++++ Supplied entries
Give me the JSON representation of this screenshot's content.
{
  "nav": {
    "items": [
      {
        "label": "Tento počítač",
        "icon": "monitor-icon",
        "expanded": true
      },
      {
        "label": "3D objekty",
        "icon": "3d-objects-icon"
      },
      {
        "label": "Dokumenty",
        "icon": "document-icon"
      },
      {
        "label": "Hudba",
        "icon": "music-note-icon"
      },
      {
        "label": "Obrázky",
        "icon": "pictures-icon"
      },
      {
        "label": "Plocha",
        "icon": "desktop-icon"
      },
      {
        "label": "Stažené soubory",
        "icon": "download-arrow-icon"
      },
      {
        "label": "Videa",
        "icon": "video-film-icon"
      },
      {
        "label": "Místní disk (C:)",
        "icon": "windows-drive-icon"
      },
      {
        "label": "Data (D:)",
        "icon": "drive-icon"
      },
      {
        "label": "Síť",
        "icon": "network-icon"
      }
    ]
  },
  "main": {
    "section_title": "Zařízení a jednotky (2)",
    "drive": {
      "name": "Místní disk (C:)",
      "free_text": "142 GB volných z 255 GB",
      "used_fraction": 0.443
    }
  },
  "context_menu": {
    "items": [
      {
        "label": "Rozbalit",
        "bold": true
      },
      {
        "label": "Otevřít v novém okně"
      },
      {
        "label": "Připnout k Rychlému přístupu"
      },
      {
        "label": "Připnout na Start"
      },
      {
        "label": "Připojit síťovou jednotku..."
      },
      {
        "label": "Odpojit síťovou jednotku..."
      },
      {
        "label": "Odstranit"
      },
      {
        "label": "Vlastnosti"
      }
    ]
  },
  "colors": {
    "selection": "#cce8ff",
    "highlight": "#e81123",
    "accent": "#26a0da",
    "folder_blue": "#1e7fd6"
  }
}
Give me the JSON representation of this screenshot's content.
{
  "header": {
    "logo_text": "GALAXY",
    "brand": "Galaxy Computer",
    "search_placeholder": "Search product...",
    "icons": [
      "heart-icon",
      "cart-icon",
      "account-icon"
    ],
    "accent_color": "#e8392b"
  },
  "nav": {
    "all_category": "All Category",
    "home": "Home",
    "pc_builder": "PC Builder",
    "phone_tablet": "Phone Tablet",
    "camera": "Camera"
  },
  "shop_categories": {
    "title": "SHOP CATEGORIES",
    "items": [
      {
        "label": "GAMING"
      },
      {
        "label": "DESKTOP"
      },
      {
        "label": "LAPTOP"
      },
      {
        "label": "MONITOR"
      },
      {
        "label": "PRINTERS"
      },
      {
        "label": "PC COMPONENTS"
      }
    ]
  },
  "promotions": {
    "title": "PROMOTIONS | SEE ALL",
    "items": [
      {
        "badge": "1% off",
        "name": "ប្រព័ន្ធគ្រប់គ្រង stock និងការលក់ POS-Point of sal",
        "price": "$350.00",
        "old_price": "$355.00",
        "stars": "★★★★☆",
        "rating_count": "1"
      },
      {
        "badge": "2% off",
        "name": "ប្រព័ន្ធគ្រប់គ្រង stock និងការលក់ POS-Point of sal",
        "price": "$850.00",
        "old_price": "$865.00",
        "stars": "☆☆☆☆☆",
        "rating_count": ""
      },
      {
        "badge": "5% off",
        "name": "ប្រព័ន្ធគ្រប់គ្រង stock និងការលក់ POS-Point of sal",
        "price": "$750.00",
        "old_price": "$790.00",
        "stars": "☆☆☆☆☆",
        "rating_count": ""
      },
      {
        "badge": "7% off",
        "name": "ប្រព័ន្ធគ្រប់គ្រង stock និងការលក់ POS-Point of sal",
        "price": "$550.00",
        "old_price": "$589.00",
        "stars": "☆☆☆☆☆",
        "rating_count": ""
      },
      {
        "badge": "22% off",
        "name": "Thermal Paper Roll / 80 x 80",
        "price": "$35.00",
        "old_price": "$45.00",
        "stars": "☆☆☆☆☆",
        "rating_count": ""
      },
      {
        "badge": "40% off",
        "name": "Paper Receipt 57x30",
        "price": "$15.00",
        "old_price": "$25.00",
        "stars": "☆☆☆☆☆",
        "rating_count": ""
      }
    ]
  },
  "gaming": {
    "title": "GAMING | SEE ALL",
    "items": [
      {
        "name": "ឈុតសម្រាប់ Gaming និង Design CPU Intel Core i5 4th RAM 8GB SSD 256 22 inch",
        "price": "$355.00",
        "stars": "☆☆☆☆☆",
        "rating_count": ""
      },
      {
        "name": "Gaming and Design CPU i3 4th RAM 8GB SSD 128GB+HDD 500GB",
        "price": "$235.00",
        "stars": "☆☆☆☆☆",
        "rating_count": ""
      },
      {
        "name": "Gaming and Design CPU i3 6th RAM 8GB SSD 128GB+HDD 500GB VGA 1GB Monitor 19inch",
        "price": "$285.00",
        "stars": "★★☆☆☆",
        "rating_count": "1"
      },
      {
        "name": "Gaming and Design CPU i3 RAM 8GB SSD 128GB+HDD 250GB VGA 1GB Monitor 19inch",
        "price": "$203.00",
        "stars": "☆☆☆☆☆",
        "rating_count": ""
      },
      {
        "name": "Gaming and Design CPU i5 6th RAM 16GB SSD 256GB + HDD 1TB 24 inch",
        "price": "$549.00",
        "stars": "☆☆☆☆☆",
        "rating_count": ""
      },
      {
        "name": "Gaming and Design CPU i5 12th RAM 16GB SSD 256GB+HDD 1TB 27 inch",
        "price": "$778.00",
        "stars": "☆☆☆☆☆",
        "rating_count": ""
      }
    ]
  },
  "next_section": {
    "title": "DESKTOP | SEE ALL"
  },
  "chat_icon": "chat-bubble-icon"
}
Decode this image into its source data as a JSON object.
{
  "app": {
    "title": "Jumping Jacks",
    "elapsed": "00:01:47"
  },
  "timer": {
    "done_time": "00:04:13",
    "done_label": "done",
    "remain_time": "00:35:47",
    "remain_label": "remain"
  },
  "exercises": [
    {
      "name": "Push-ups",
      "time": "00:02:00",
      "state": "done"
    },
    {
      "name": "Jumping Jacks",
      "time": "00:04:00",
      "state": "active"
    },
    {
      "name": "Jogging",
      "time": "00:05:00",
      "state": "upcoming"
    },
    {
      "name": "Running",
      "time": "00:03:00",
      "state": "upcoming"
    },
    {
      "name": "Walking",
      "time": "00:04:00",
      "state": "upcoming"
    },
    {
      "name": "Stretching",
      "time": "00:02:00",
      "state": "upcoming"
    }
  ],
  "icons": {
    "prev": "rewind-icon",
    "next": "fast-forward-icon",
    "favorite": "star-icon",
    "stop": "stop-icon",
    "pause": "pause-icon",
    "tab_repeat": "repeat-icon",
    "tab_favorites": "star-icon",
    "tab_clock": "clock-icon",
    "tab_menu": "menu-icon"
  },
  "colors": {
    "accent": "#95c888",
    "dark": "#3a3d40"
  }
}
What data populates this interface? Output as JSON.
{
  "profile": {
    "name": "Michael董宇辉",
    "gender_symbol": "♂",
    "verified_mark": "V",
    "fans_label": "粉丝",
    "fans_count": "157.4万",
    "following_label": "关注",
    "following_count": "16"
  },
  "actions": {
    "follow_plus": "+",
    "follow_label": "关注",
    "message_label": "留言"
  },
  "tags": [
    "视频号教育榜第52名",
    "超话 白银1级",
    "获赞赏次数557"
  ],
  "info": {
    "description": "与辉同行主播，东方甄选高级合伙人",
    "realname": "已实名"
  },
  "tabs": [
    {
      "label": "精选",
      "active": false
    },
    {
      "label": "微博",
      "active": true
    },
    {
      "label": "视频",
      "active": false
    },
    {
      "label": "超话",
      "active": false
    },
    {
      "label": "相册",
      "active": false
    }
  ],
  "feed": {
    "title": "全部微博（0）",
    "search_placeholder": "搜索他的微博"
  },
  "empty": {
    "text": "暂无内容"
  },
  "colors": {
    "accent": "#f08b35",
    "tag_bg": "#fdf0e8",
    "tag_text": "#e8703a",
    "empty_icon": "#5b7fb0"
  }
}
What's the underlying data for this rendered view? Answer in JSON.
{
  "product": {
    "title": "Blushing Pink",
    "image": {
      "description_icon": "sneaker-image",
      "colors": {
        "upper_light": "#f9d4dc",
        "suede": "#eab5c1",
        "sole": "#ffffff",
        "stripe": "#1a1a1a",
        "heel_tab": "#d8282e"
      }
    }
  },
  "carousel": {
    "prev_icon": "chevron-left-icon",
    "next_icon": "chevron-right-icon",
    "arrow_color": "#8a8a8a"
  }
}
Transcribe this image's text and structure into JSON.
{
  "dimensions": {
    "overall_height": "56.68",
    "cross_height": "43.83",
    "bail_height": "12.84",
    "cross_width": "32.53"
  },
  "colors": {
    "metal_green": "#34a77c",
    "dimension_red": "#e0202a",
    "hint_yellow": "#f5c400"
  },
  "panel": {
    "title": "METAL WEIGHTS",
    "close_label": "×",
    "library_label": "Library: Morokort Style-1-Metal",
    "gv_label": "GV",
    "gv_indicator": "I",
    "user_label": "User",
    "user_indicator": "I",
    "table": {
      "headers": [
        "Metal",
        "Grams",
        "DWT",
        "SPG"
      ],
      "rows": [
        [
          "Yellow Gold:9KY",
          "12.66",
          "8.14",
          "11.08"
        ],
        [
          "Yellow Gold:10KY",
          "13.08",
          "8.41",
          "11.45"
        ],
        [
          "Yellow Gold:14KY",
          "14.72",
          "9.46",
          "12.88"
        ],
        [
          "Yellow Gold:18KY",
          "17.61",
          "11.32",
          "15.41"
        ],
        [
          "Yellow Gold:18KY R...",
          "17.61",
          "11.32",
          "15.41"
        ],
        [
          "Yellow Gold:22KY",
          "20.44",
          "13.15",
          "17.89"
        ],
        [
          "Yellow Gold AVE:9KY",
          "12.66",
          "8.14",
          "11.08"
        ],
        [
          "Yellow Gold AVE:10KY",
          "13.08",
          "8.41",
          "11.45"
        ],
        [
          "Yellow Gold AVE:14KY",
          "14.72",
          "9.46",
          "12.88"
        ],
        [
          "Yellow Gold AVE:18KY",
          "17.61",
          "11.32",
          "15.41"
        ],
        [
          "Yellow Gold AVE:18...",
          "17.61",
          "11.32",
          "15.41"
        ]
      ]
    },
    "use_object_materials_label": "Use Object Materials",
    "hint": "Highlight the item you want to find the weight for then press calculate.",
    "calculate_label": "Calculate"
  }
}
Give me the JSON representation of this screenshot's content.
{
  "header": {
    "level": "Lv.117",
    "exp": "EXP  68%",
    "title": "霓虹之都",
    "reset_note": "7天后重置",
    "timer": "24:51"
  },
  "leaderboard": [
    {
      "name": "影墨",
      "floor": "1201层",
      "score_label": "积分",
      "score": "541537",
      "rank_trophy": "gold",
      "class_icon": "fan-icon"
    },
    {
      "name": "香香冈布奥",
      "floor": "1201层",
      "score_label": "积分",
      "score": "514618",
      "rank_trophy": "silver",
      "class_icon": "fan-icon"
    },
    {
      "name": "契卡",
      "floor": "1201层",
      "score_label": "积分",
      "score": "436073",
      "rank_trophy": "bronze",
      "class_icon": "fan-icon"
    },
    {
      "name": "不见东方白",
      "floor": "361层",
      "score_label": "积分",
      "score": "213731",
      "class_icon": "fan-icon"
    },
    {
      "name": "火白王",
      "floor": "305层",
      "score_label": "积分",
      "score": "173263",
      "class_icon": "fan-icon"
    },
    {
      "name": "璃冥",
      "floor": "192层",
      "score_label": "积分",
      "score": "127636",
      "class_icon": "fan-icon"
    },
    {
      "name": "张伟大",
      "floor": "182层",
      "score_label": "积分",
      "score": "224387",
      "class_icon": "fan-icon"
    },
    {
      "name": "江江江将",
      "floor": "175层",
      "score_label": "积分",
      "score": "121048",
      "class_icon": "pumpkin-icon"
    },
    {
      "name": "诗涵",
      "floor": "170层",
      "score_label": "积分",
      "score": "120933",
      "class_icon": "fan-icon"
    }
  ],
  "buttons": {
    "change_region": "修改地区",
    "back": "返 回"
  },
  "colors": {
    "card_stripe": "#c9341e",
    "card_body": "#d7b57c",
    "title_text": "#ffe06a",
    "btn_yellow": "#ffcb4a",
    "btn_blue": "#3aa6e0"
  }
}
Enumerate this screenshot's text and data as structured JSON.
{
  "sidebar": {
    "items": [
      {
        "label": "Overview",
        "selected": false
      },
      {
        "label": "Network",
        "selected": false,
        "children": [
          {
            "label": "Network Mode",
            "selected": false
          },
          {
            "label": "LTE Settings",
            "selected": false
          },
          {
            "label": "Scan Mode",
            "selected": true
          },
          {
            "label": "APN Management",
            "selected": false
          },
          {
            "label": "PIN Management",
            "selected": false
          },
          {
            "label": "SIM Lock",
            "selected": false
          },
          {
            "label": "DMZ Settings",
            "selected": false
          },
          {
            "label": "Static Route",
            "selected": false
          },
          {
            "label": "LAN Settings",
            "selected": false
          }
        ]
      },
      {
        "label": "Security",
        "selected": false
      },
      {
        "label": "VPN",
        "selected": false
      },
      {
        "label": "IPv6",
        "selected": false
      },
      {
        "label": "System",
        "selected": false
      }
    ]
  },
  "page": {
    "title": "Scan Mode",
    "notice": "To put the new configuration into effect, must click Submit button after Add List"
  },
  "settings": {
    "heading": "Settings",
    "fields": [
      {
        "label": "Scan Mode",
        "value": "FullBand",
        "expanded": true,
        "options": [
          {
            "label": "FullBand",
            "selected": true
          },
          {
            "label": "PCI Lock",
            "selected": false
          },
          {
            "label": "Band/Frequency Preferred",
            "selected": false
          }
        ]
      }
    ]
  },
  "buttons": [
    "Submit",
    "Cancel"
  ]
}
++++++++
# What to produce
Only a number is wanted: how many lines above include "image"?

# Final result
4